══ RECORDS SUPPLIED ══
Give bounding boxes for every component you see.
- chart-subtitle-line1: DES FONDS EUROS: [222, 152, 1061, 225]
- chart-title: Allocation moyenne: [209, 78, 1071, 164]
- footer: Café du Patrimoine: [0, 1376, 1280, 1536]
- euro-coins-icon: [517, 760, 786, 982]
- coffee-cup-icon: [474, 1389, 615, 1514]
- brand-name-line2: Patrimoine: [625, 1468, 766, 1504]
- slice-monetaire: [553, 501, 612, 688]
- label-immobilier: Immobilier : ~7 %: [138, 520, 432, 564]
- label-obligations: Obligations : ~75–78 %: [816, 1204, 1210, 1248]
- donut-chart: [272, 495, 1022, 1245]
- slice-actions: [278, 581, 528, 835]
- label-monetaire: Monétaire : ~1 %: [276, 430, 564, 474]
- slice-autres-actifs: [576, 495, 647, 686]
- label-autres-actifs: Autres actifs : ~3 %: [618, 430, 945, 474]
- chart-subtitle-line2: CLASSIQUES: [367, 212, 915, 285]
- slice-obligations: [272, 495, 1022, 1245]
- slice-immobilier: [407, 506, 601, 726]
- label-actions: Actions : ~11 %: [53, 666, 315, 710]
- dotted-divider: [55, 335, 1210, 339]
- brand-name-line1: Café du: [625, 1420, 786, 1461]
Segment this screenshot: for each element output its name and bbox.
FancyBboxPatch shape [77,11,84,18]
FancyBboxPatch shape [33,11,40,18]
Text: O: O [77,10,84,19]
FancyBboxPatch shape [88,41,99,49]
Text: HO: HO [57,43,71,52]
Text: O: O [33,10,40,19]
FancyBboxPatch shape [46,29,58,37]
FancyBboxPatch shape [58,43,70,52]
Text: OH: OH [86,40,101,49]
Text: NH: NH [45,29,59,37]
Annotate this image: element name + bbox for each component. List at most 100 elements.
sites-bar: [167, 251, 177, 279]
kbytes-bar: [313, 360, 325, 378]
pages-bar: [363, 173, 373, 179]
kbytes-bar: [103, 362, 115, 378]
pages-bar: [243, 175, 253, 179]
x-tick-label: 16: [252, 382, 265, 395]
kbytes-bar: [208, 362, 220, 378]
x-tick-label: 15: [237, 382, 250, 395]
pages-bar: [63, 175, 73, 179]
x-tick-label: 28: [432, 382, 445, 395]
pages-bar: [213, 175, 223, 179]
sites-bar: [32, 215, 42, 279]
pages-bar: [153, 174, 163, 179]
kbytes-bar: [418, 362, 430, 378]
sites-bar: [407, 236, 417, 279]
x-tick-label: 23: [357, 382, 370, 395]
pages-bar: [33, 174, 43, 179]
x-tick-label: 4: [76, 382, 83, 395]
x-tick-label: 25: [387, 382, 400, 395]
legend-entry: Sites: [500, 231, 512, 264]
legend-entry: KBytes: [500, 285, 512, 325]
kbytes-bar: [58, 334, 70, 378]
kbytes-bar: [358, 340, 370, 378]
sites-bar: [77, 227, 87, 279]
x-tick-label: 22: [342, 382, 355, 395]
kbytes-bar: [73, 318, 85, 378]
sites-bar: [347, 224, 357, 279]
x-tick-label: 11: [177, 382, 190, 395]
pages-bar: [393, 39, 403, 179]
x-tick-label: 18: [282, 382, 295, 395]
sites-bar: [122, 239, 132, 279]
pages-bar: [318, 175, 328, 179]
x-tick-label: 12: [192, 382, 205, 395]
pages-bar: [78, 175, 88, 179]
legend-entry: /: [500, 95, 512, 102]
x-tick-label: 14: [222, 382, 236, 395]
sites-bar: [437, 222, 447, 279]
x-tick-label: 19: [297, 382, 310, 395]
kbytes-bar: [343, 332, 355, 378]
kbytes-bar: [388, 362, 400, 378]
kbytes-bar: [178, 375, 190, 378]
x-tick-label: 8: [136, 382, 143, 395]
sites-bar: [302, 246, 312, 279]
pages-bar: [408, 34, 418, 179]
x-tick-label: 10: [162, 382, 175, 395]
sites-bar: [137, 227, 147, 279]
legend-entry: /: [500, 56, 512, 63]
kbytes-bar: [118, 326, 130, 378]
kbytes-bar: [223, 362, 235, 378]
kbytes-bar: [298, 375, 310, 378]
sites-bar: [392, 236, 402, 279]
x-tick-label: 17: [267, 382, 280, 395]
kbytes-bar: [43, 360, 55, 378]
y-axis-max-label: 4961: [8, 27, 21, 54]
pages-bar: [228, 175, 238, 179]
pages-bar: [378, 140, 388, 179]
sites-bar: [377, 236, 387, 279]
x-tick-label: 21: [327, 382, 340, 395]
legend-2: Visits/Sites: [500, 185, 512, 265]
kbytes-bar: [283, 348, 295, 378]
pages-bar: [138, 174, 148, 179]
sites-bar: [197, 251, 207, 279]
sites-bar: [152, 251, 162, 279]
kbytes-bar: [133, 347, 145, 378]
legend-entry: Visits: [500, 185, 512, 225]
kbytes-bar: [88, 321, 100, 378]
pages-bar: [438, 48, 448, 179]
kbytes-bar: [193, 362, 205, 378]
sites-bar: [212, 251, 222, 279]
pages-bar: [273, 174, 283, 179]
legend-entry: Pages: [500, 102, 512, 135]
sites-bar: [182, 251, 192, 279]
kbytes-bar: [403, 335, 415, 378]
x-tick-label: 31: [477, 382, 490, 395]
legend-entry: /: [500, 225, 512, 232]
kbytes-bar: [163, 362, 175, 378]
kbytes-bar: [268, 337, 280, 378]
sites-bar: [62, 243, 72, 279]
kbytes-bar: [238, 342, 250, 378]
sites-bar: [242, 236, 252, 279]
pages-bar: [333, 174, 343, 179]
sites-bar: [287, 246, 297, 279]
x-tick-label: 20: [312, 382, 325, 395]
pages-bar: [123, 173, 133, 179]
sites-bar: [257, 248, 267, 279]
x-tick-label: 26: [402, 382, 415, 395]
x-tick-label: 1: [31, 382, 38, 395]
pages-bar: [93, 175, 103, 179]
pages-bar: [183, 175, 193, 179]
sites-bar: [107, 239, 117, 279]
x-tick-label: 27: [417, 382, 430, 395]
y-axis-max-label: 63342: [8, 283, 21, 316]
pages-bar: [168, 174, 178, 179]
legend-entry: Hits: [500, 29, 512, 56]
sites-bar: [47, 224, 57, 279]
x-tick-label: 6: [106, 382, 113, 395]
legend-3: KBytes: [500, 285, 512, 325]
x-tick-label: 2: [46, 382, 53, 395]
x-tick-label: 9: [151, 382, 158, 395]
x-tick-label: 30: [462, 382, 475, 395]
═══
TASK DIRECTIONS:
Please change every "pages-bar" in the listing above to "pages-column" and leave everything else as it is.

OUTPUT OF THE EXERCISE:
Give bounding boxes for every component you see.
- chart-subtitle-line1: DES FONDS EUROS: [222, 152, 1061, 225]
- chart-title: Allocation moyenne: [209, 78, 1071, 164]
- footer: Café du Patrimoine: [0, 1376, 1280, 1536]
- euro-coins-icon: [517, 760, 786, 982]
- coffee-cup-icon: [474, 1389, 615, 1514]
- brand-name-line2: Patrimoine: [625, 1468, 766, 1504]
- slice-monetaire: [553, 501, 612, 688]
- label-immobilier: Immobilier : ~7 %: [138, 520, 432, 564]
- label-obligations: Obligations : ~75–78 %: [816, 1204, 1210, 1248]
- donut-chart: [272, 495, 1022, 1245]
- slice-actions: [278, 581, 528, 835]
- label-monetaire: Monétaire : ~1 %: [276, 430, 564, 474]
- slice-autres-actifs: [576, 495, 647, 686]
- label-autres-actifs: Autres actifs : ~3 %: [618, 430, 945, 474]
- chart-subtitle-line2: CLASSIQUES: [367, 212, 915, 285]
- slice-obligations: [272, 495, 1022, 1245]
- slice-immobilier: [407, 506, 601, 726]
- label-actions: Actions : ~11 %: [53, 666, 315, 710]
- dotted-divider: [55, 335, 1210, 339]
- brand-name-line1: Café du: [625, 1420, 786, 1461]
Segment this screenshot: for each element output its name and bbox.
FancyBboxPatch shape [77,11,84,18]
FancyBboxPatch shape [33,11,40,18]
Text: O: O [77,10,84,19]
FancyBboxPatch shape [88,41,99,49]
Text: HO: HO [57,43,71,52]
Text: O: O [33,10,40,19]
FancyBboxPatch shape [46,29,58,37]
FancyBboxPatch shape [58,43,70,52]
Text: OH: OH [86,40,101,49]
Text: NH: NH [45,29,59,37]
Annotate this image: element name + bbox for each component. List at most 100 elements.
sites-bar: [167, 251, 177, 279]
kbytes-bar: [313, 360, 325, 378]
pages-column: [363, 173, 373, 179]
kbytes-bar: [103, 362, 115, 378]
pages-column: [243, 175, 253, 179]
x-tick-label: 16: [252, 382, 265, 395]
kbytes-bar: [208, 362, 220, 378]
x-tick-label: 15: [237, 382, 250, 395]
pages-column: [63, 175, 73, 179]
x-tick-label: 28: [432, 382, 445, 395]
pages-column: [213, 175, 223, 179]
sites-bar: [32, 215, 42, 279]
pages-column: [153, 174, 163, 179]
kbytes-bar: [418, 362, 430, 378]
sites-bar: [407, 236, 417, 279]
x-tick-label: 23: [357, 382, 370, 395]
pages-column: [33, 174, 43, 179]
x-tick-label: 4: [76, 382, 83, 395]
x-tick-label: 25: [387, 382, 400, 395]
legend-entry: Sites: [500, 231, 512, 264]
legend-entry: KBytes: [500, 285, 512, 325]
kbytes-bar: [58, 334, 70, 378]
kbytes-bar: [358, 340, 370, 378]
sites-bar: [77, 227, 87, 279]
x-tick-label: 22: [342, 382, 355, 395]
kbytes-bar: [73, 318, 85, 378]
sites-bar: [347, 224, 357, 279]
x-tick-label: 11: [177, 382, 190, 395]
pages-column: [393, 39, 403, 179]
x-tick-label: 18: [282, 382, 295, 395]
sites-bar: [122, 239, 132, 279]
pages-column: [318, 175, 328, 179]
x-tick-label: 12: [192, 382, 205, 395]
pages-column: [78, 175, 88, 179]
legend-entry: /: [500, 95, 512, 102]
x-tick-label: 14: [222, 382, 236, 395]
sites-bar: [437, 222, 447, 279]
x-tick-label: 19: [297, 382, 310, 395]
kbytes-bar: [343, 332, 355, 378]
kbytes-bar: [388, 362, 400, 378]
kbytes-bar: [178, 375, 190, 378]
x-tick-label: 8: [136, 382, 143, 395]
sites-bar: [302, 246, 312, 279]
pages-column: [408, 34, 418, 179]
x-tick-label: 10: [162, 382, 175, 395]
sites-bar: [137, 227, 147, 279]
legend-entry: /: [500, 56, 512, 63]
kbytes-bar: [118, 326, 130, 378]
kbytes-bar: [223, 362, 235, 378]
kbytes-bar: [298, 375, 310, 378]
sites-bar: [392, 236, 402, 279]
x-tick-label: 17: [267, 382, 280, 395]
kbytes-bar: [43, 360, 55, 378]
y-axis-max-label: 4961: [8, 27, 21, 54]
pages-column: [228, 175, 238, 179]
pages-column: [378, 140, 388, 179]
sites-bar: [377, 236, 387, 279]
x-tick-label: 21: [327, 382, 340, 395]
legend-2: Visits/Sites: [500, 185, 512, 265]
kbytes-bar: [283, 348, 295, 378]
pages-column: [138, 174, 148, 179]
sites-bar: [197, 251, 207, 279]
sites-bar: [152, 251, 162, 279]
kbytes-bar: [133, 347, 145, 378]
legend-entry: Visits: [500, 185, 512, 225]
kbytes-bar: [88, 321, 100, 378]
pages-column: [438, 48, 448, 179]
kbytes-bar: [193, 362, 205, 378]
sites-bar: [212, 251, 222, 279]
pages-column: [273, 174, 283, 179]
legend-entry: Pages: [500, 102, 512, 135]
sites-bar: [182, 251, 192, 279]
kbytes-bar: [403, 335, 415, 378]
x-tick-label: 31: [477, 382, 490, 395]
legend-entry: /: [500, 225, 512, 232]
kbytes-bar: [163, 362, 175, 378]
kbytes-bar: [268, 337, 280, 378]
sites-bar: [62, 243, 72, 279]
kbytes-bar: [238, 342, 250, 378]
sites-bar: [242, 236, 252, 279]
pages-column: [333, 174, 343, 179]
sites-bar: [287, 246, 297, 279]
x-tick-label: 20: [312, 382, 325, 395]
pages-column: [123, 173, 133, 179]
sites-bar: [257, 248, 267, 279]
x-tick-label: 26: [402, 382, 415, 395]
x-tick-label: 1: [31, 382, 38, 395]
pages-column: [93, 175, 103, 179]
pages-column: [183, 175, 193, 179]
sites-bar: [107, 239, 117, 279]
x-tick-label: 27: [417, 382, 430, 395]
y-axis-max-label: 63342: [8, 283, 21, 316]
pages-column: [168, 174, 178, 179]
legend-entry: Hits: [500, 29, 512, 56]
sites-bar: [47, 224, 57, 279]
x-tick-label: 6: [106, 382, 113, 395]
legend-3: KBytes: [500, 285, 512, 325]
x-tick-label: 2: [46, 382, 53, 395]
x-tick-label: 9: [151, 382, 158, 395]
x-tick-label: 30: [462, 382, 475, 395]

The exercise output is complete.